What the task requires
Write out the material again exactly, please, and omit the pictures.
------
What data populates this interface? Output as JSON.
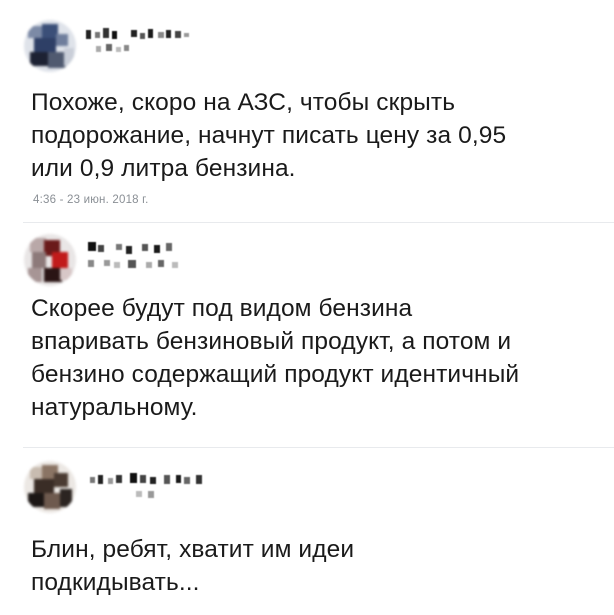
{
  "posts": [
    {
      "text": "Похоже, скоро на АЗС, чтобы скрыть\nподорожание, начнут писать цену за 0,95\nили 0,9 литра бензина.",
      "timestamp": "4:36 - 23 июн. 2018 г."
    },
    {
      "text": "Скорее будут под видом бензина\nвпаривать бензиновый продукт, а потом и\nбензино содержащий продукт идентичный\nнатуральному."
    },
    {
      "text": "Блин, ребят, хватит им идеи\nподкидывать..."
    }
  ],
  "colors": {
    "text": "#1a1a1a",
    "timestamp": "#8a8f95",
    "divider": "#e8eaed"
  }
}
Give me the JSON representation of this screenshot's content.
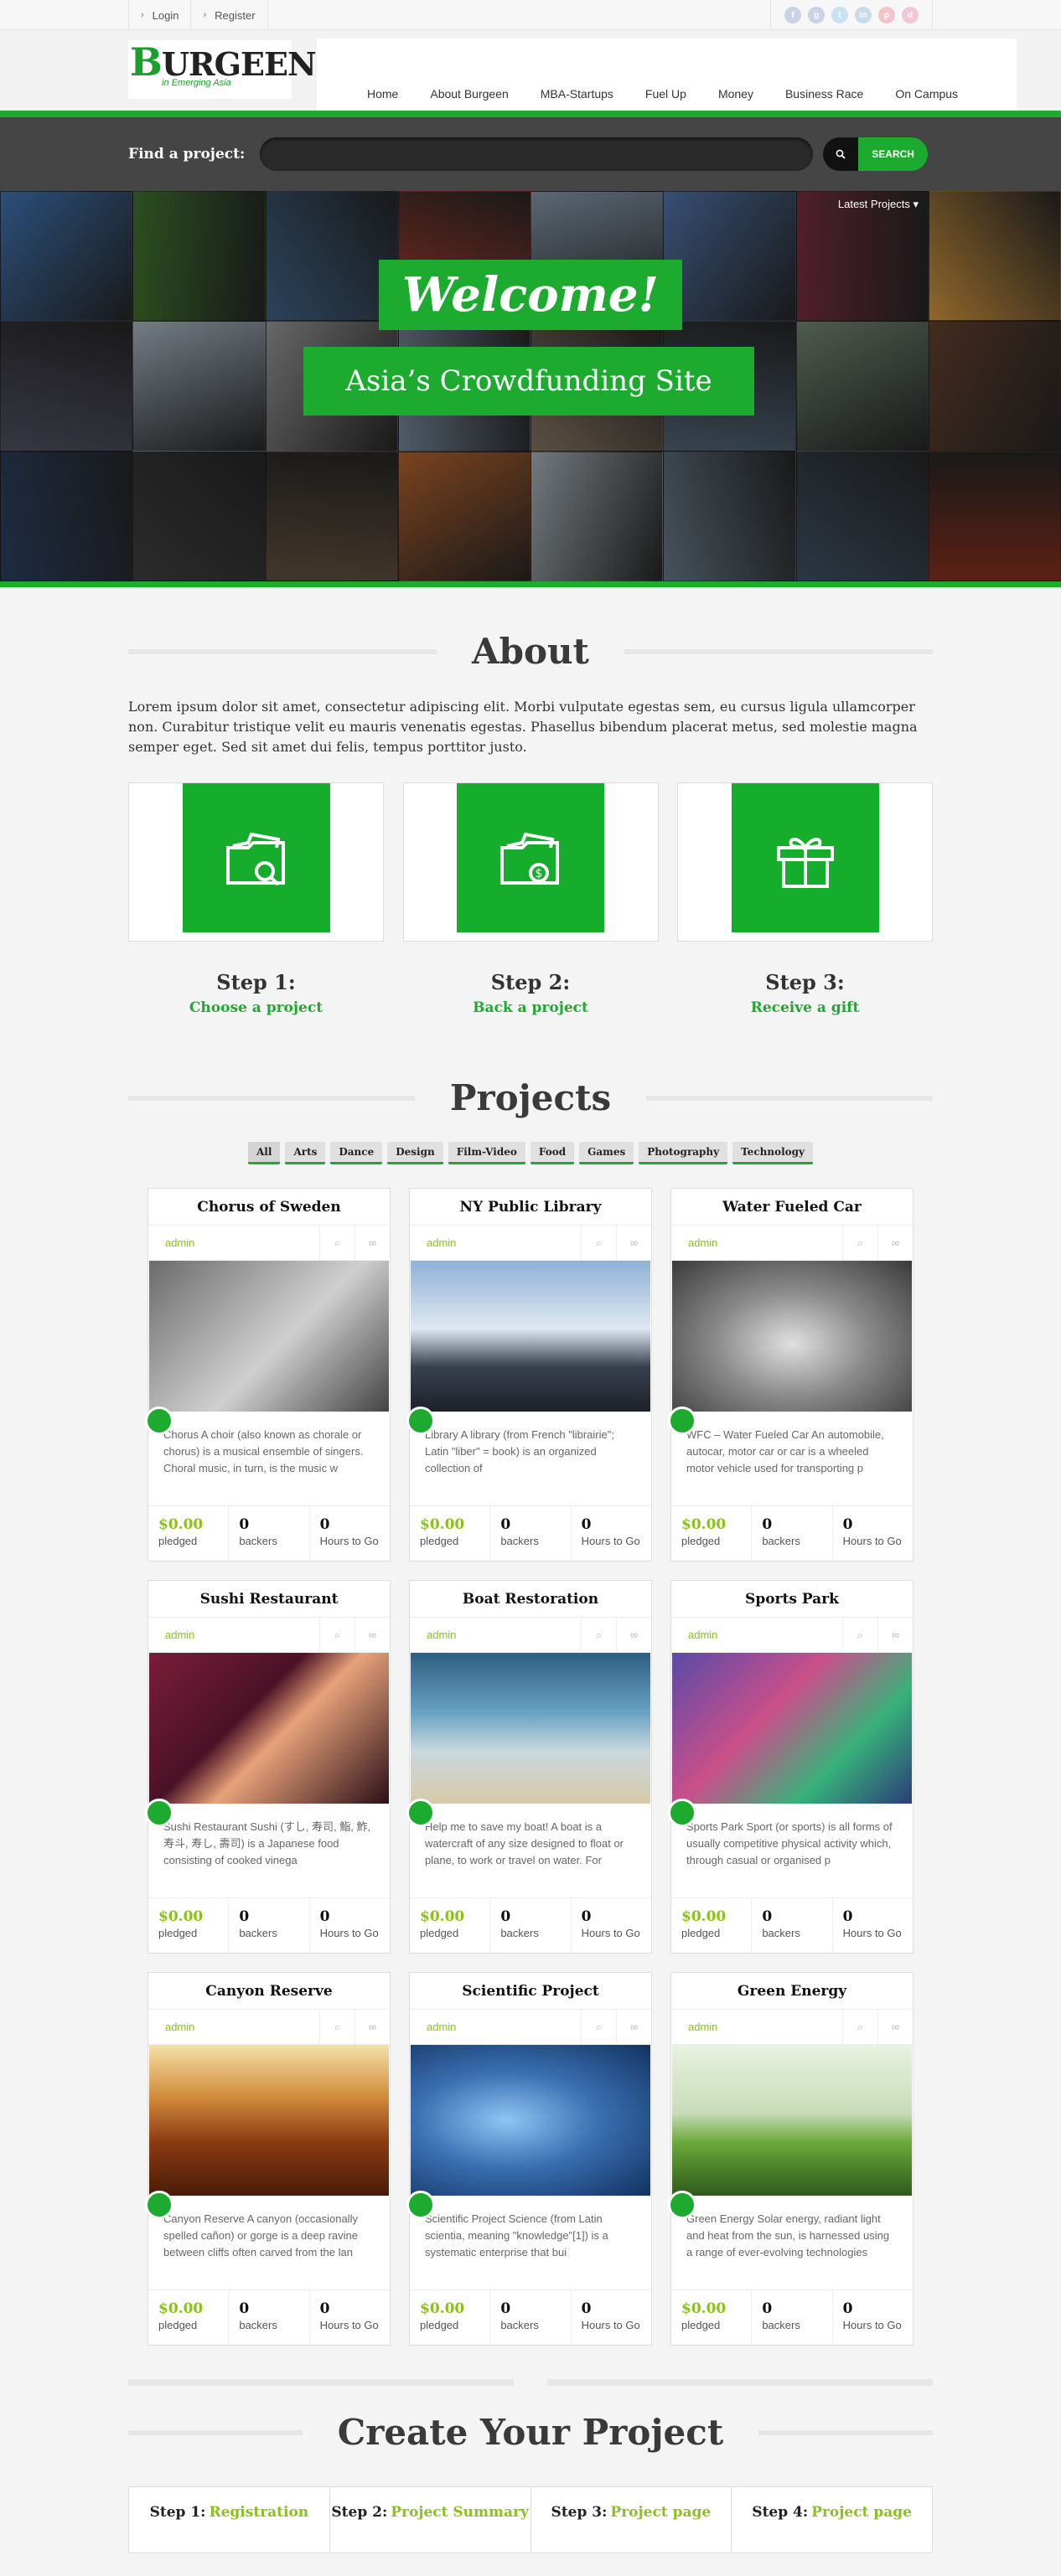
------
Completed exercise
What data populates this interface? Output as JSON.
{
  "posts": [
    {
      "text": "Похоже, скоро на АЗС, чтобы скрыть\nподорожание, начнут писать цену за 0,95\nили 0,9 литра бензина.",
      "timestamp": "4:36 - 23 июн. 2018 г."
    },
    {
      "text": "Скорее будут под видом бензина\nвпаривать бензиновый продукт, а потом и\nбензино содержащий продукт идентичный\nнатуральному."
    },
    {
      "text": "Блин, ребят, хватит им идеи\nподкидывать..."
    }
  ],
  "colors": {
    "text": "#1a1a1a",
    "timestamp": "#8a8f95",
    "divider": "#e8eaed"
  }
}
Give me the JSON representation of this screenshot's content.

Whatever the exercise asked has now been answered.